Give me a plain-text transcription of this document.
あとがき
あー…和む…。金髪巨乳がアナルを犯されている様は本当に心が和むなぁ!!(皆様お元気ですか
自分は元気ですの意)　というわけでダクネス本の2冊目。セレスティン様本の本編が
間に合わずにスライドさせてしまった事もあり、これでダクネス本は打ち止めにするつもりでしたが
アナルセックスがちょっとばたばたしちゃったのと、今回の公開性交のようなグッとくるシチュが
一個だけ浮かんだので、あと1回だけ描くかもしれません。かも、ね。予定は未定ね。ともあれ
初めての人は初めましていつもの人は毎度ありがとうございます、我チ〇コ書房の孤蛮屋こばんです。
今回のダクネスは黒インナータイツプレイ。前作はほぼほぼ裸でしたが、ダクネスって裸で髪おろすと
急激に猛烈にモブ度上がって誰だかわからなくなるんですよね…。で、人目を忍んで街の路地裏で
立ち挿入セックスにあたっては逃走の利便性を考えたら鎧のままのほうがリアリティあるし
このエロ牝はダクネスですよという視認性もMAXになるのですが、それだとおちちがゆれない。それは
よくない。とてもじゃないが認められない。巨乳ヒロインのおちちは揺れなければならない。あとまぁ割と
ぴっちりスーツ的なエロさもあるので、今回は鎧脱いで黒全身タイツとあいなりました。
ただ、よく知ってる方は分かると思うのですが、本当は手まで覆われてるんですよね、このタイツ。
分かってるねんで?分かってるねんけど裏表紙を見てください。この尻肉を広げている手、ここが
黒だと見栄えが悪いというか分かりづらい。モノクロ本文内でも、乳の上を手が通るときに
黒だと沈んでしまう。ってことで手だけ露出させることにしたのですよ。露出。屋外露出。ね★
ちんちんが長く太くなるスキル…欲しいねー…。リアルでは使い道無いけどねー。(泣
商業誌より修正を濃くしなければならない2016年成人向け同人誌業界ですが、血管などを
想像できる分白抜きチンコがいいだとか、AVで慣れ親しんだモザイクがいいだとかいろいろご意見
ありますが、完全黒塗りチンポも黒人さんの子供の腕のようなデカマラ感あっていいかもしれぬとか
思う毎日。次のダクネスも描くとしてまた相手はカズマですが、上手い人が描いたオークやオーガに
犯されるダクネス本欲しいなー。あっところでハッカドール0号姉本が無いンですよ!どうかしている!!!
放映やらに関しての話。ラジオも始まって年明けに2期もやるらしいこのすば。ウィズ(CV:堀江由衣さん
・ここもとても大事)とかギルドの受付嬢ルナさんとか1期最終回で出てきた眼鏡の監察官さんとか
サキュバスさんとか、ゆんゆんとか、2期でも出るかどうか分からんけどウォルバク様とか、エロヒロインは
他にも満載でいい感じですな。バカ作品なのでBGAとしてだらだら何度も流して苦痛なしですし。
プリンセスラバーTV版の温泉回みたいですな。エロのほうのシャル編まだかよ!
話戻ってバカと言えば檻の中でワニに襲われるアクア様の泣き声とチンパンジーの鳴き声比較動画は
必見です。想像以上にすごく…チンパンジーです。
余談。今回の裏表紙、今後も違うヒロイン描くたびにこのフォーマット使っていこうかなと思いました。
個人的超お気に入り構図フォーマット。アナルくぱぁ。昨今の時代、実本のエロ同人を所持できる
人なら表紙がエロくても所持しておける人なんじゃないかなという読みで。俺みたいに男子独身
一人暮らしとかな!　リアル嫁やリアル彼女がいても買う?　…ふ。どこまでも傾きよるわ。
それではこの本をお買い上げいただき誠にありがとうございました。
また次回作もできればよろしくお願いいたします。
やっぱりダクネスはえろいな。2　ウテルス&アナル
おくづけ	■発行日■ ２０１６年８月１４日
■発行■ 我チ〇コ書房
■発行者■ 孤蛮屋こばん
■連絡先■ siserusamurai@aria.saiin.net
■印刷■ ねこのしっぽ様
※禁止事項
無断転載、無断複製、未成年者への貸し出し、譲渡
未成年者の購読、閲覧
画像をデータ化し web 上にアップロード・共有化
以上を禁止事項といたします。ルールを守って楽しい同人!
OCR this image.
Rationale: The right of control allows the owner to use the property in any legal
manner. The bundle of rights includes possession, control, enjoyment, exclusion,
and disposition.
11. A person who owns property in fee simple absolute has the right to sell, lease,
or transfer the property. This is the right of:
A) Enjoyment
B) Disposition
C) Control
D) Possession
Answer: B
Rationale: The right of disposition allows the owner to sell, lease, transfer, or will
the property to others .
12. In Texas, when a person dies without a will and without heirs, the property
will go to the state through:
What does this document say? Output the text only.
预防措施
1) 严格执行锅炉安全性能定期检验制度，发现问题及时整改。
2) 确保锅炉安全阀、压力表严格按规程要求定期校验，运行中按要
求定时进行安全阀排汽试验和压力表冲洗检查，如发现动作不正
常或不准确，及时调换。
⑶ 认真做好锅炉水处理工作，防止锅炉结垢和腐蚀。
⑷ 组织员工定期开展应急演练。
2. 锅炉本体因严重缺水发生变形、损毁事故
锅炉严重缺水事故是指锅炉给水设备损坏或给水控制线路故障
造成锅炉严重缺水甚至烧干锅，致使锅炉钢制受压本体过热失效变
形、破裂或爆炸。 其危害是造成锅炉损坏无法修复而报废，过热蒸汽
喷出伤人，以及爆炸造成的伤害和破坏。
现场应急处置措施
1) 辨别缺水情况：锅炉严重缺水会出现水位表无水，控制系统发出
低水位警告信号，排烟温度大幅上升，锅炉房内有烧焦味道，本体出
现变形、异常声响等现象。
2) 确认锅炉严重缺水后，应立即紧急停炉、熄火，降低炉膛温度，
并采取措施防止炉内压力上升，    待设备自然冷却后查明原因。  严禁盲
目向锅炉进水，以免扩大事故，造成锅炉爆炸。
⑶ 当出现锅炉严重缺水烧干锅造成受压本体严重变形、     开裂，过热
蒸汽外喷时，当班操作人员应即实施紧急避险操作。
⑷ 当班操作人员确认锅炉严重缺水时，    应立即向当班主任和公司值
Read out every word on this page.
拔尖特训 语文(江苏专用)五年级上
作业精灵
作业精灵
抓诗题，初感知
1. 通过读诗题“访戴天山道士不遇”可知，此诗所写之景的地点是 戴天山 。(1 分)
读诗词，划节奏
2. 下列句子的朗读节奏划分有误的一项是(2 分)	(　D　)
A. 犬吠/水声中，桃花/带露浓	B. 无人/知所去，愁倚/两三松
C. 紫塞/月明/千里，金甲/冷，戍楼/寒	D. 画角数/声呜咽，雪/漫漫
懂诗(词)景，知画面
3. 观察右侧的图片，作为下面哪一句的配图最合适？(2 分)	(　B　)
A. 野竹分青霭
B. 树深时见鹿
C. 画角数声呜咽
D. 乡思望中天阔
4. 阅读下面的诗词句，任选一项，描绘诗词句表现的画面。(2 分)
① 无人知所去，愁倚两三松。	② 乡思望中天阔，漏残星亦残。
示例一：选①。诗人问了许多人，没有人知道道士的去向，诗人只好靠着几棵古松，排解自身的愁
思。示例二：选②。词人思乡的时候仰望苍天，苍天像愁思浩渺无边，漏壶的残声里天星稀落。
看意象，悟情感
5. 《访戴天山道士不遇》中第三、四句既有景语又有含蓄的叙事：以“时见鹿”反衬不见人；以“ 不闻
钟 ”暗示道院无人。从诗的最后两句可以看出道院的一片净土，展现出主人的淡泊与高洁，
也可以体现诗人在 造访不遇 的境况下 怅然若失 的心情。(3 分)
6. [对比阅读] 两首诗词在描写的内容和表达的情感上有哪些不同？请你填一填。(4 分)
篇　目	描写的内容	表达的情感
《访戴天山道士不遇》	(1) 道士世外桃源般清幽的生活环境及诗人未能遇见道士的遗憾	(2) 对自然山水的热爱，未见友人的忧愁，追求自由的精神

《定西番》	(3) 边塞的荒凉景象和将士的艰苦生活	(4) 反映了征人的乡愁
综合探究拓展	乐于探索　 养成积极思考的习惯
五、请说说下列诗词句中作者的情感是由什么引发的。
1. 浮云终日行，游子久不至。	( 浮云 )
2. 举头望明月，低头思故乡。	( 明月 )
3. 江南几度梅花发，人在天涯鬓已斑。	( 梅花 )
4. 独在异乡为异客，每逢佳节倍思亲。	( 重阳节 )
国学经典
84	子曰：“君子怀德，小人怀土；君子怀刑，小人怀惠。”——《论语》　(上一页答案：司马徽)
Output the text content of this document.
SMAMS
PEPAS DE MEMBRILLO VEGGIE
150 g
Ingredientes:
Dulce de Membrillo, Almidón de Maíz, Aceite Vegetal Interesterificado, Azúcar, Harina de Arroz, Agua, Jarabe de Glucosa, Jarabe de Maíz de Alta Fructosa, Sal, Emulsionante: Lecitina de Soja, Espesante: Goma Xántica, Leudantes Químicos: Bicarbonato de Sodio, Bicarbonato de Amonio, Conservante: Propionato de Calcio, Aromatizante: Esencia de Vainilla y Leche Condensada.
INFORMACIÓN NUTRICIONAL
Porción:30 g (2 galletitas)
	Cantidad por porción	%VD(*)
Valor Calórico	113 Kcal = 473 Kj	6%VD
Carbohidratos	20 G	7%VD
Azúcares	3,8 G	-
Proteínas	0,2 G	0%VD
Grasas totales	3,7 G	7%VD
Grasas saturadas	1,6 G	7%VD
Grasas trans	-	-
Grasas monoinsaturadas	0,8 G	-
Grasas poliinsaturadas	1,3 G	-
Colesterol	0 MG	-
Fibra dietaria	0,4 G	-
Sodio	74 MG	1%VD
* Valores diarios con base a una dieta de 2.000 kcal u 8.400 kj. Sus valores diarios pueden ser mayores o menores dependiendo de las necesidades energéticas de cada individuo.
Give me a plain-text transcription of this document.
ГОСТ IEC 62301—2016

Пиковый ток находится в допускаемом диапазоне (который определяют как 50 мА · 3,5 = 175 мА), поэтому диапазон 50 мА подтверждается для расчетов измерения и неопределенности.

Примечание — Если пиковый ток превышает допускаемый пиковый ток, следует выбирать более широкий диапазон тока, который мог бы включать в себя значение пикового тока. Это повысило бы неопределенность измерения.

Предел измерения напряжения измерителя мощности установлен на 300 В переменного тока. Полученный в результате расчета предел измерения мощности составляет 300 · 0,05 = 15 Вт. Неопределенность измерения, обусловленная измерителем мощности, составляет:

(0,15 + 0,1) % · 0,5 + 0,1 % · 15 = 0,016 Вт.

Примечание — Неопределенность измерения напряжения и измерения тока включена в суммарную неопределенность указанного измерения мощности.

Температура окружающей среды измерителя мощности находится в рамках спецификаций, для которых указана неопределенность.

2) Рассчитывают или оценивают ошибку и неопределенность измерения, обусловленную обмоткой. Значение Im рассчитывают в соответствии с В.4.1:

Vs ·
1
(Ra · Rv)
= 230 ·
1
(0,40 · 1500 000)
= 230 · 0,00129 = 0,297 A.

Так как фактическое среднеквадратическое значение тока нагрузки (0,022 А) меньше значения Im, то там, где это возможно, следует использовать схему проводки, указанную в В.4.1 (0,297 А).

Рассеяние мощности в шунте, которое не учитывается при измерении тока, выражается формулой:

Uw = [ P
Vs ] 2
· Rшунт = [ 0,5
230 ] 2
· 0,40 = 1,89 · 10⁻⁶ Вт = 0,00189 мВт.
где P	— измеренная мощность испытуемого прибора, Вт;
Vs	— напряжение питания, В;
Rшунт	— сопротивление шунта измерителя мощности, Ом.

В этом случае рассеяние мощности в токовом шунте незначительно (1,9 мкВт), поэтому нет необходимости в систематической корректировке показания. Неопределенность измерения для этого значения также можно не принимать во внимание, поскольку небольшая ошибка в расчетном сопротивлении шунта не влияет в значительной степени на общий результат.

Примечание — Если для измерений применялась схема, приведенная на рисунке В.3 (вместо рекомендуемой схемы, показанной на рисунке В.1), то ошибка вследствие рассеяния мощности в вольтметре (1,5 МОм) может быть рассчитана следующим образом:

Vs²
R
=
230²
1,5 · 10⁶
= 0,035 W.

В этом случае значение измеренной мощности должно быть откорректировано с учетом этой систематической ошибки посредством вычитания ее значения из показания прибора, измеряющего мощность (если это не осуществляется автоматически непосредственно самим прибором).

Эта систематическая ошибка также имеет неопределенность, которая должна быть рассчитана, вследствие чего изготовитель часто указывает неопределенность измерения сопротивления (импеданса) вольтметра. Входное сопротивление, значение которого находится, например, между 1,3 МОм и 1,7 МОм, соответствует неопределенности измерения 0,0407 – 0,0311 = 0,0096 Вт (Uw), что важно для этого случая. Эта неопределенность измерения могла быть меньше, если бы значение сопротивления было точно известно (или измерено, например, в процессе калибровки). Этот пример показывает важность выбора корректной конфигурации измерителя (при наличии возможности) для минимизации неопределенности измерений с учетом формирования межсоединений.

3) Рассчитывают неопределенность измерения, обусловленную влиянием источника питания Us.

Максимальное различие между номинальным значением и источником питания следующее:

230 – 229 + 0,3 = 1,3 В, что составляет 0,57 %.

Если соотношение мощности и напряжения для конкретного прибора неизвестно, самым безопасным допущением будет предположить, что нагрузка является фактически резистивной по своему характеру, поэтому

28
==*==
Filter the entries down to the lines containing "следует". Copy each of those lines.

Примечание — Если пиковый ток превышает допускаемый пиковый ток, следует выбирать более широкий диапазон тока, который мог бы включать в себя значение пикового тока. Это повысило бы неопределенность измерения.
Так как фактическое среднеквадратическое значение тока нагрузки (0,022 А) меньше значения Im, то там, где это возможно, следует использовать схему проводки, указанную в В.4.1 (0,297 А).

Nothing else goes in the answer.